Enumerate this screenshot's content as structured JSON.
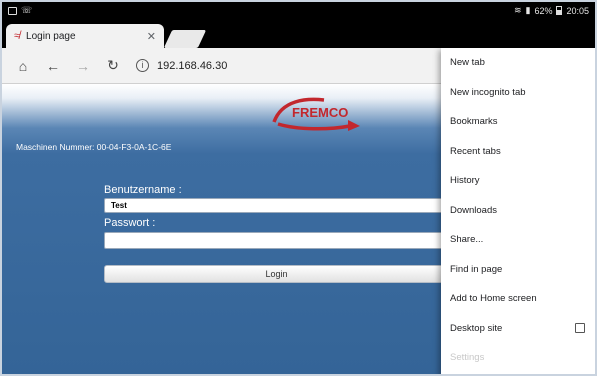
{
  "status_bar": {
    "battery_percent": "62%",
    "time": "20:05"
  },
  "tab": {
    "title": "Login page"
  },
  "toolbar": {
    "url": "192.168.46.30"
  },
  "page": {
    "logo_text": "FREMCO",
    "machine_number": "Maschinen Nummer: 00-04-F3-0A-1C-6E",
    "username_label": "Benutzername :",
    "username_value": "Test",
    "password_label": "Passwort :",
    "password_value": "",
    "login_label": "Login"
  },
  "menu": {
    "items": [
      {
        "label": "New tab"
      },
      {
        "label": "New incognito tab"
      },
      {
        "label": "Bookmarks"
      },
      {
        "label": "Recent tabs"
      },
      {
        "label": "History"
      },
      {
        "label": "Downloads"
      },
      {
        "label": "Share..."
      },
      {
        "label": "Find in page"
      },
      {
        "label": "Add to Home screen"
      },
      {
        "label": "Desktop site"
      },
      {
        "label": "Settings"
      }
    ],
    "desktop_site_checked": false
  },
  "colors": {
    "brand_red": "#c2272d",
    "page_blue": "#3d6da1"
  }
}
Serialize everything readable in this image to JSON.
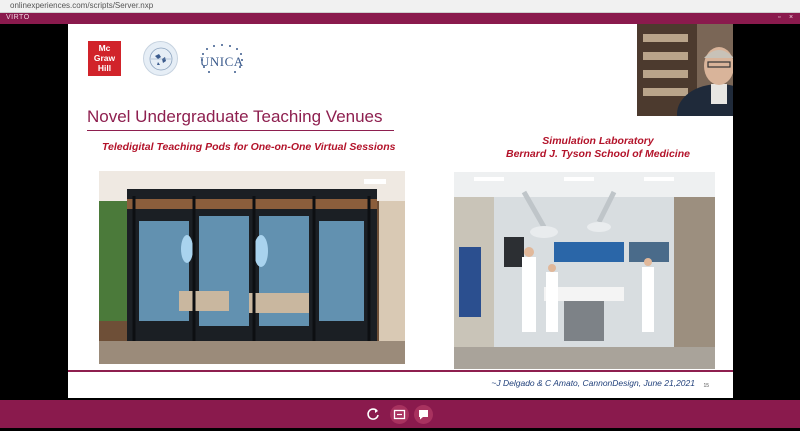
{
  "browser": {
    "url": "onlinexperiences.com/scripts/Server.nxp"
  },
  "titlebar": {
    "app_name": "VIRTO",
    "restore_glyph": "▫",
    "close_glyph": "×"
  },
  "slide": {
    "logos": {
      "mcgrawhill_lines": [
        "Mc",
        "Graw",
        "Hill"
      ],
      "unica_text": "UNICA"
    },
    "title": "Novel Undergraduate Teaching Venues",
    "left_subtitle": "Teledigital Teaching Pods for One-on-One Virtual Sessions",
    "right_subtitle_line1": "Simulation Laboratory",
    "right_subtitle_line2": "Bernard J. Tyson School of Medicine",
    "citation": "~J Delgado &  C Amato, CannonDesign, June 21,2021",
    "page_number": "15"
  },
  "controls": {
    "refresh_icon": "refresh-icon",
    "slides_icon": "slides-icon",
    "chat_icon": "chat-icon"
  },
  "colors": {
    "brand_maroon": "#8a1a4d",
    "title_color": "#8e1f4f",
    "subtitle_red": "#b3132a"
  }
}
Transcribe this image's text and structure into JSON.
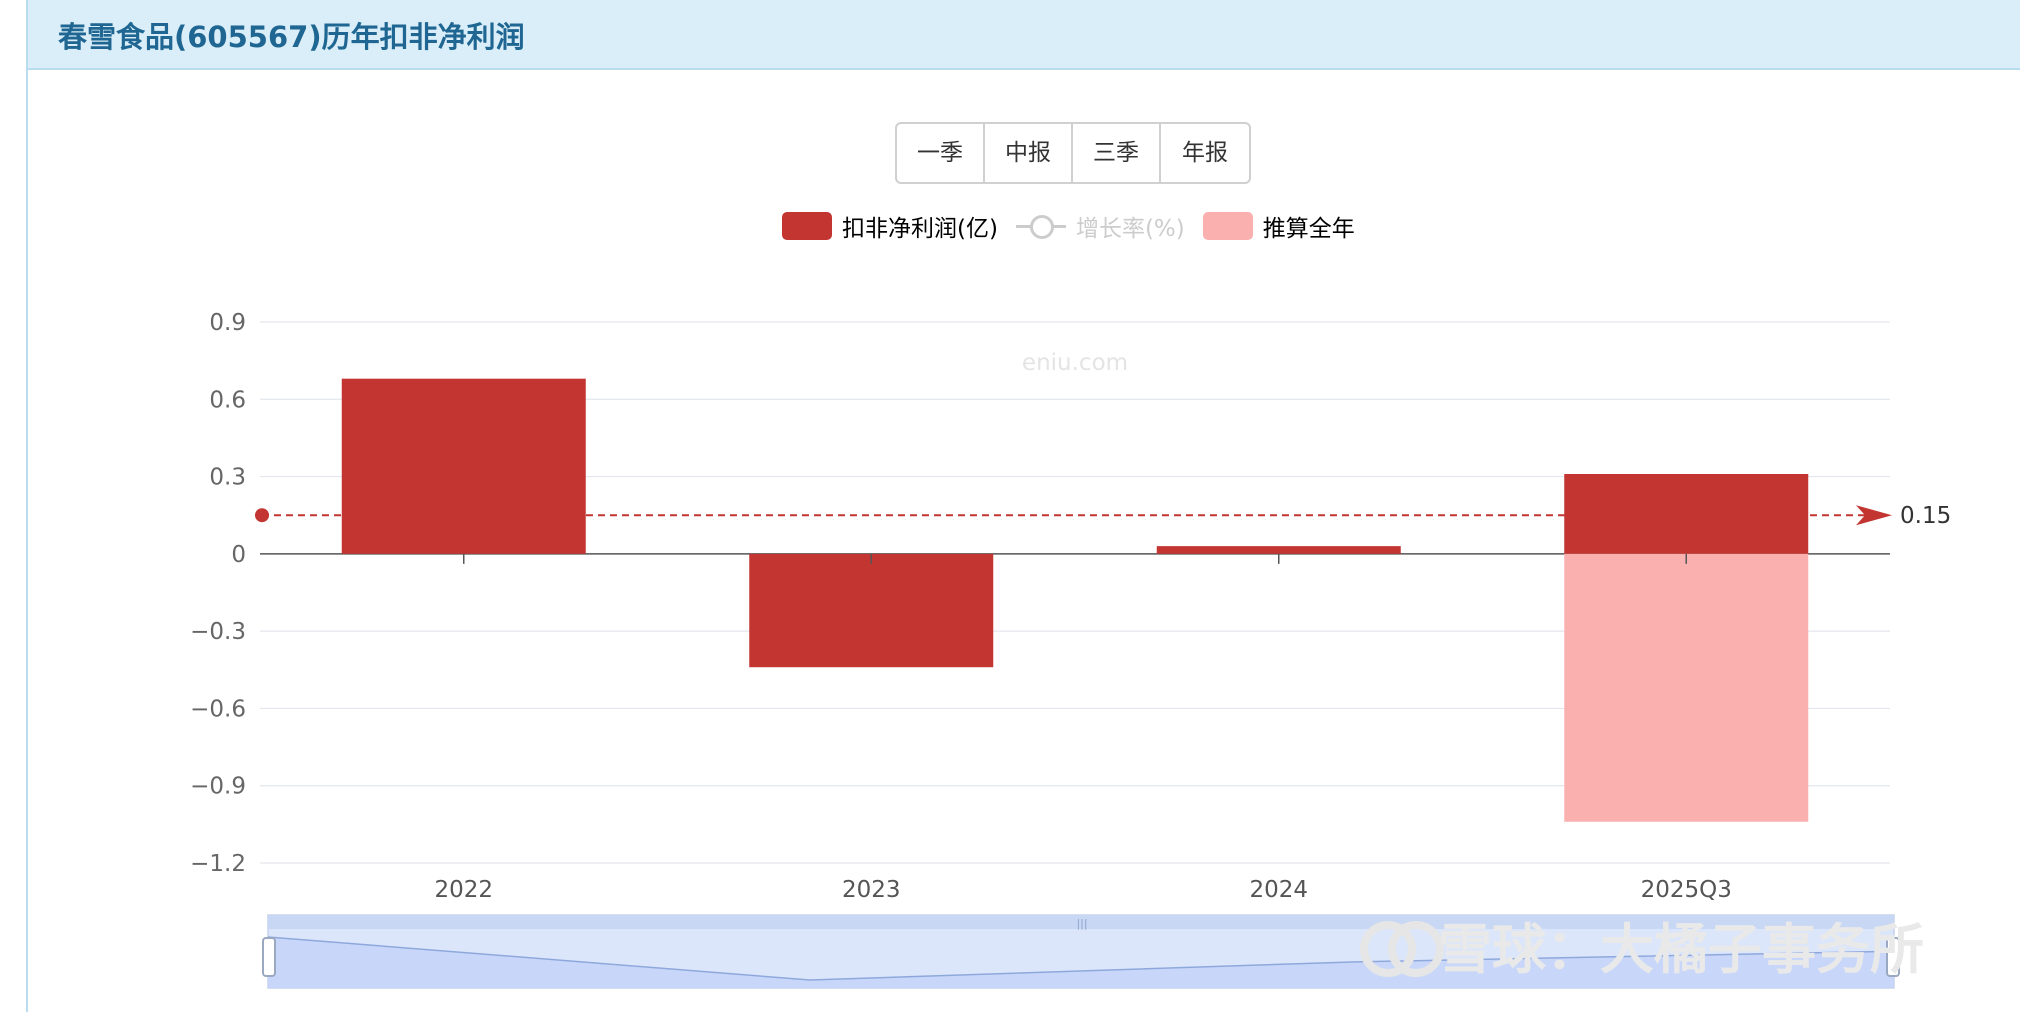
{
  "header": {
    "title": "春雪食品(605567)历年扣非净利润"
  },
  "tabs": [
    "一季",
    "中报",
    "三季",
    "年报"
  ],
  "legend": [
    {
      "label": "扣非净利润(亿)",
      "color": "#c23531",
      "kind": "bar",
      "active": true
    },
    {
      "label": "增长率(%)",
      "color": "#cccccc",
      "kind": "line",
      "active": false
    },
    {
      "label": "推算全年",
      "color": "#fbb0b0",
      "kind": "bar",
      "active": true
    }
  ],
  "watermark": "eniu.com",
  "chart_data": {
    "type": "bar",
    "categories": [
      "2022",
      "2023",
      "2024",
      "2025Q3"
    ],
    "series": [
      {
        "name": "扣非净利润(亿)",
        "values": [
          0.68,
          -0.44,
          0.03,
          0.31
        ],
        "color": "#c23531"
      },
      {
        "name": "推算全年",
        "values": [
          null,
          null,
          null,
          -1.04
        ],
        "color": "#fbb0b0"
      }
    ],
    "ylim": [
      -1.2,
      0.9
    ],
    "yticks": [
      0.9,
      0.6,
      0.3,
      0,
      -0.3,
      -0.6,
      -0.9,
      -1.2
    ],
    "ytick_labels": [
      "0.9",
      "0.6",
      "0.3",
      "0",
      "−0.3",
      "−0.6",
      "−0.9",
      "−1.2"
    ],
    "mark_line": {
      "value": 0.15,
      "label": "0.15",
      "color": "#c23531"
    },
    "grid": true,
    "legend_position": "top-center",
    "data_zoom": {
      "trend": [
        0.68,
        -0.44,
        0.03,
        0.31
      ]
    }
  },
  "overlay_watermark": "雪球：大橘子事务所"
}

####################

Reproduce the listing above from the line that contains "Transcribe this image's" through its final line, exactly and with nothing added. Omit the images.

Transcribe this image's text and structure into JSON.
{
  "header": {
    "title": "春雪食品(605567)历年扣非净利润"
  },
  "tabs": [
    "一季",
    "中报",
    "三季",
    "年报"
  ],
  "legend": [
    {
      "label": "扣非净利润(亿)",
      "color": "#c23531",
      "kind": "bar",
      "active": true
    },
    {
      "label": "增长率(%)",
      "color": "#cccccc",
      "kind": "line",
      "active": false
    },
    {
      "label": "推算全年",
      "color": "#fbb0b0",
      "kind": "bar",
      "active": true
    }
  ],
  "watermark": "eniu.com",
  "chart_data": {
    "type": "bar",
    "categories": [
      "2022",
      "2023",
      "2024",
      "2025Q3"
    ],
    "series": [
      {
        "name": "扣非净利润(亿)",
        "values": [
          0.68,
          -0.44,
          0.03,
          0.31
        ],
        "color": "#c23531"
      },
      {
        "name": "推算全年",
        "values": [
          null,
          null,
          null,
          -1.04
        ],
        "color": "#fbb0b0"
      }
    ],
    "ylim": [
      -1.2,
      0.9
    ],
    "yticks": [
      0.9,
      0.6,
      0.3,
      0,
      -0.3,
      -0.6,
      -0.9,
      -1.2
    ],
    "ytick_labels": [
      "0.9",
      "0.6",
      "0.3",
      "0",
      "−0.3",
      "−0.6",
      "−0.9",
      "−1.2"
    ],
    "mark_line": {
      "value": 0.15,
      "label": "0.15",
      "color": "#c23531"
    },
    "grid": true,
    "legend_position": "top-center",
    "data_zoom": {
      "trend": [
        0.68,
        -0.44,
        0.03,
        0.31
      ]
    }
  },
  "overlay_watermark": "雪球：大橘子事务所"
}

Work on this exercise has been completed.